----- Record set -----

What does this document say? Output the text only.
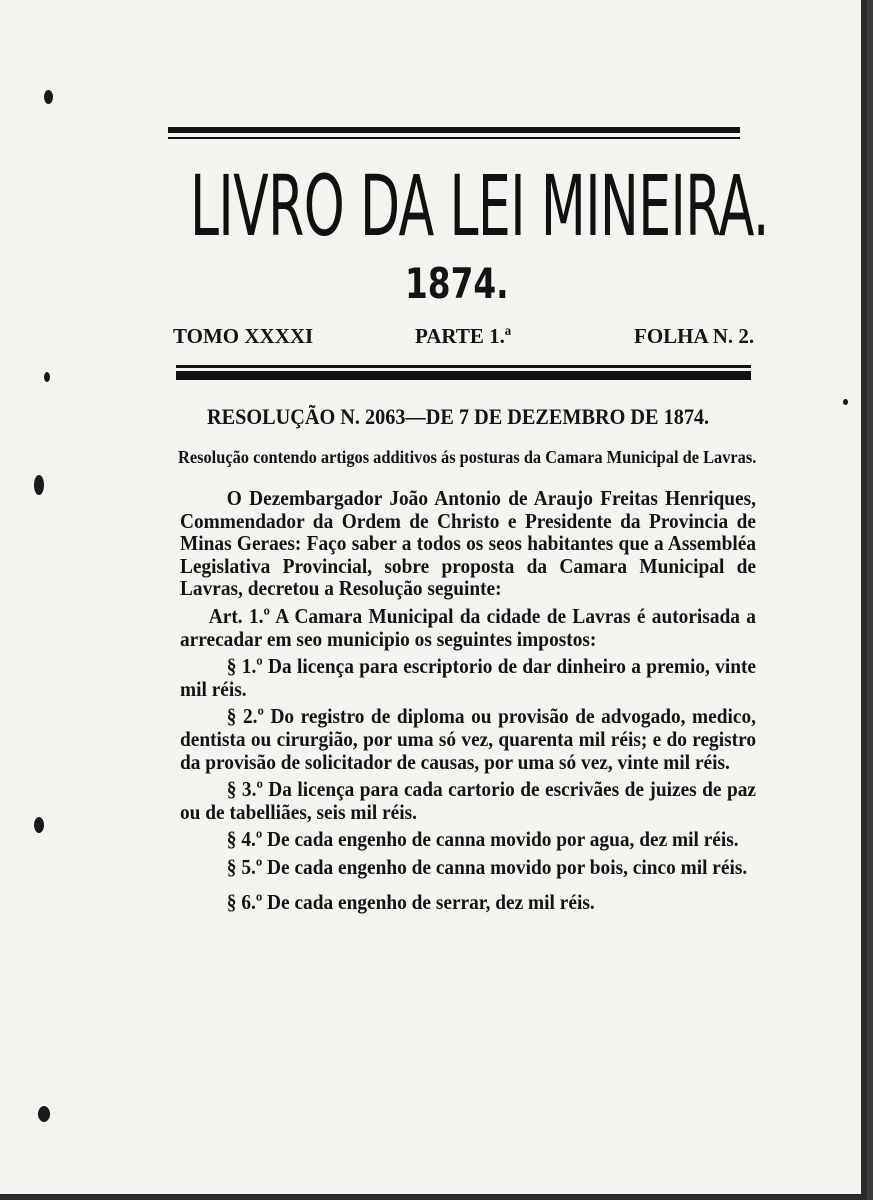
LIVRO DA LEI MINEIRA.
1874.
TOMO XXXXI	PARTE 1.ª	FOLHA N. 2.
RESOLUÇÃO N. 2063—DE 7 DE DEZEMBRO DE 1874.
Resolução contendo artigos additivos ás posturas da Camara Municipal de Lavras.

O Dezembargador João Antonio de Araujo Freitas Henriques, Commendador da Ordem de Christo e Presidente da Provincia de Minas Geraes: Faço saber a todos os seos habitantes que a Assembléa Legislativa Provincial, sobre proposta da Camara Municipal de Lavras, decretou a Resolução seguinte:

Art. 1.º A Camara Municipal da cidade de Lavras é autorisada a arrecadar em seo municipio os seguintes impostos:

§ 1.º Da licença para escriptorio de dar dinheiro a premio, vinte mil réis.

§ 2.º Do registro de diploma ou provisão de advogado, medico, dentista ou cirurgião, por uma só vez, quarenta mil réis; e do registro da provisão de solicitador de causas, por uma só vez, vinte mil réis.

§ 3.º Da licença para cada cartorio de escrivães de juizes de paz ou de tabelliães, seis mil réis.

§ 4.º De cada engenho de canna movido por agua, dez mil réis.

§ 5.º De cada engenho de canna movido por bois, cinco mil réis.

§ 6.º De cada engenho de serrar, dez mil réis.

-----

Aim: Write out every line above exactly as it is, leaving out the pictures.

Response:
What does this document say? Output the text only.
LIVRO DA LEI MINEIRA.
1874.
TOMO XXXXI	PARTE 1.ª	FOLHA N. 2.
RESOLUÇÃO N. 2063—DE 7 DE DEZEMBRO DE 1874.
Resolução contendo artigos additivos ás posturas da Camara Municipal de Lavras.

O Dezembargador João Antonio de Araujo Freitas Henriques, Commendador da Ordem de Christo e Presidente da Provincia de Minas Geraes: Faço saber a todos os seos habitantes que a Assembléa Legislativa Provincial, sobre proposta da Camara Municipal de Lavras, decretou a Resolução seguinte:

Art. 1.º A Camara Municipal da cidade de Lavras é autorisada a arrecadar em seo municipio os seguintes impostos:

§ 1.º Da licença para escriptorio de dar dinheiro a premio, vinte mil réis.

§ 2.º Do registro de diploma ou provisão de advogado, medico, dentista ou cirurgião, por uma só vez, quarenta mil réis; e do registro da provisão de solicitador de causas, por uma só vez, vinte mil réis.

§ 3.º Da licença para cada cartorio de escrivães de juizes de paz ou de tabelliães, seis mil réis.

§ 4.º De cada engenho de canna movido por agua, dez mil réis.

§ 5.º De cada engenho de canna movido por bois, cinco mil réis.

§ 6.º De cada engenho de serrar, dez mil réis.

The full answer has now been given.